— Goal —
In the listing below, find every line with the string "лава" and pull it out.

— Data —

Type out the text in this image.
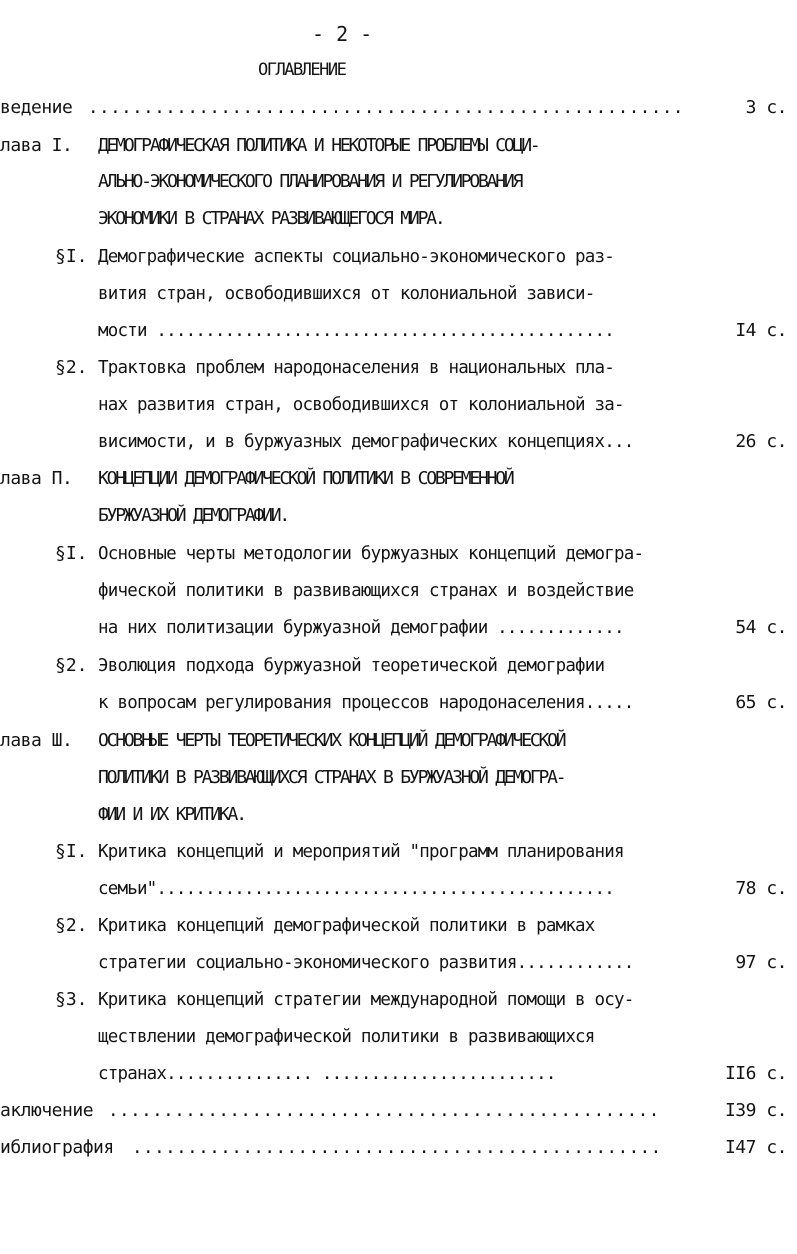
- 2 -
ОГЛАВЛЕНИЕ
ведение ......................................................	3 с.
лава I. ДЕМОГРАФИЧЕСКАЯ ПОЛИТИКА И НЕКОТОРЫЕ ПРОБЛЕМЫ СОЦИ-
АЛЬНО-ЭКОНОМИЧЕСКОГО ПЛАНИРОВАНИЯ И РЕГУЛИРОВАНИЯ
ЭКОНОМИКИ В СТРАНАХ РАЗВИВАЮЩЕГОСЯ МИРА.
§I. Демографические аспекты социально-экономического раз-
вития стран, освободившихся от колониальной зависи-
мости ...............................................	I4 с.
§2. Трактовка проблем народонаселения в национальных пла-
нах развития стран, освободившихся от колониальной за-
висимости, и в буржуазных демографических концепциях...	26 с.
лава П. КОНЦЕПЦИИ ДЕМОГРАФИЧЕСКОЙ ПОЛИТИКИ В СОВРЕМЕННОЙ
БУРЖУАЗНОЙ ДЕМОГРАФИИ.
§I. Основные черты методологии буржуазных концепций демогра-
фической политики в развивающихся странах и воздействие
на них политизации буржуазной демографии .............	54 с.
§2. Эволюция подхода буржуазной теоретической демографии
к вопросам регулирования процессов народонаселения.....	65 с.
лава Ш. ОСНОВНЫЕ ЧЕРТЫ ТЕОРЕТИЧЕСКИХ КОНЦЕПЦИЙ ДЕМОГРАФИЧЕСКОЙ
ПОЛИТИКИ В РАЗВИВАЮЩИХСЯ СТРАНАХ В БУРЖУАЗНОЙ ДЕМОГРА-
ФИИ И ИХ КРИТИКА.
§I. Критика концепций и мероприятий "программ планирования
семьи"...............................................	78 с.
§2. Критика концепций демографической политики в рамках
стратегии социально-экономического развития............	97 с.
§3. Критика концепций стратегии международной помощи в осу-
ществлении демографической политики в развивающихся
странах............... ........................	II6 с.
аключение ..................................................	I39 с.
иблиография ................................................	I47 с.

— Exercise response —
лава I. ДЕМОГРАФИЧЕСКАЯ ПОЛИТИКА И НЕКОТОРЫЕ ПРОБЛЕМЫ СОЦИ-
лава П. КОНЦЕПЦИИ ДЕМОГРАФИЧЕСКОЙ ПОЛИТИКИ В СОВРЕМЕННОЙ
лава Ш. ОСНОВНЫЕ ЧЕРТЫ ТЕОРЕТИЧЕСКИХ КОНЦЕПЦИЙ ДЕМОГРАФИЧЕСКОЙ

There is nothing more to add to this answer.